- _Task brief_: Leave out the pictures and copy everything else below exactly.

- _Data items_:
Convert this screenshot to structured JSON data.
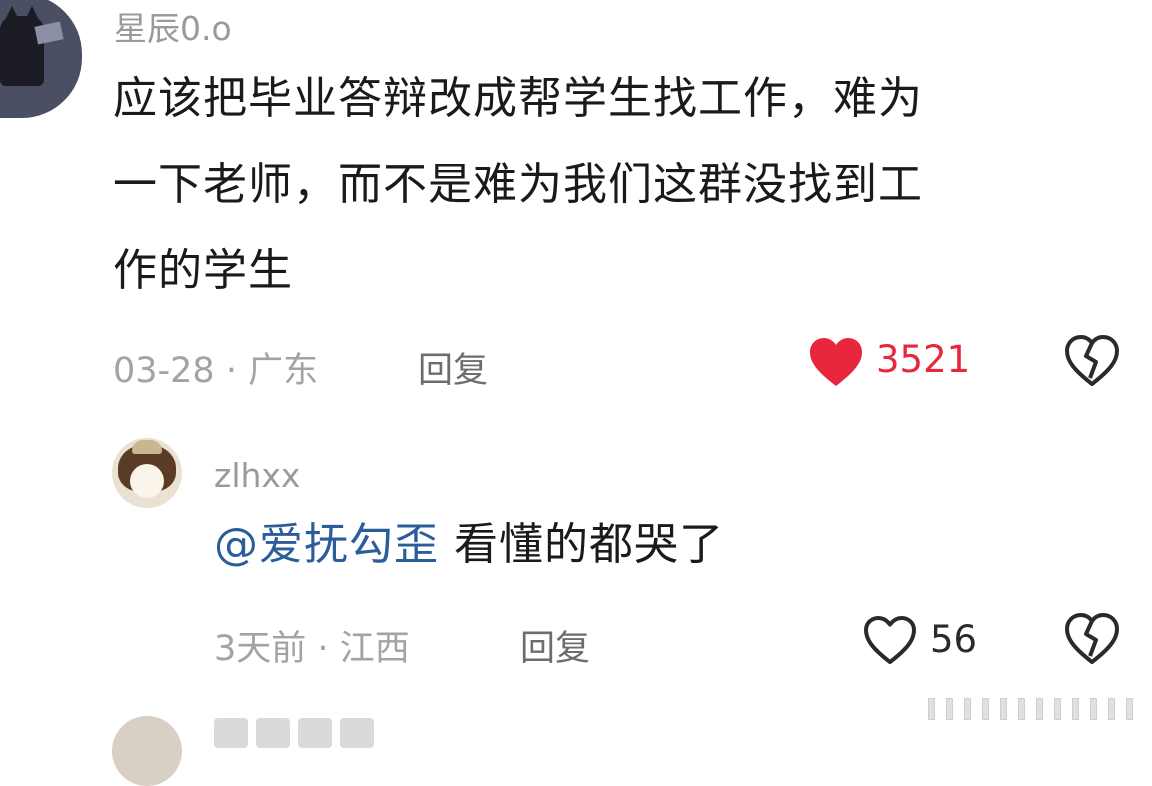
{
  "comment": {
    "username": "星辰0.o",
    "lines": [
      "应该把毕业答辩改成帮学生找工作，难为",
      "一下老师，而不是难为我们这群没找到工",
      "作的学生"
    ],
    "date": "03-28",
    "location": "广东",
    "meta_separator": "·",
    "reply_label": "回复",
    "like_count": "3521",
    "liked": true,
    "like_color": "#e8273c",
    "avatar_icon": "cat-silhouette-avatar",
    "dislike_icon": "broken-heart-icon"
  },
  "reply": {
    "username": "zlhxx",
    "mention": "@爱抚勾歪",
    "text": "看懂的都哭了",
    "date": "3天前",
    "location": "江西",
    "meta_separator": "·",
    "reply_label": "回复",
    "like_count": "56",
    "liked": false,
    "mention_color": "#2b5d9b",
    "avatar_icon": "anime-girl-avatar",
    "dislike_icon": "broken-heart-icon"
  }
}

- _Solution for this problem_:
Convert this screenshot to structured JSON data.
{
  "comment": {
    "username": "星辰0.o",
    "lines": [
      "应该把毕业答辩改成帮学生找工作，难为",
      "一下老师，而不是难为我们这群没找到工",
      "作的学生"
    ],
    "date": "03-28",
    "location": "广东",
    "meta_separator": "·",
    "reply_label": "回复",
    "like_count": "3521",
    "liked": true,
    "like_color": "#e8273c",
    "avatar_icon": "cat-silhouette-avatar",
    "dislike_icon": "broken-heart-icon"
  },
  "reply": {
    "username": "zlhxx",
    "mention": "@爱抚勾歪",
    "text": "看懂的都哭了",
    "date": "3天前",
    "location": "江西",
    "meta_separator": "·",
    "reply_label": "回复",
    "like_count": "56",
    "liked": false,
    "mention_color": "#2b5d9b",
    "avatar_icon": "anime-girl-avatar",
    "dislike_icon": "broken-heart-icon"
  }
}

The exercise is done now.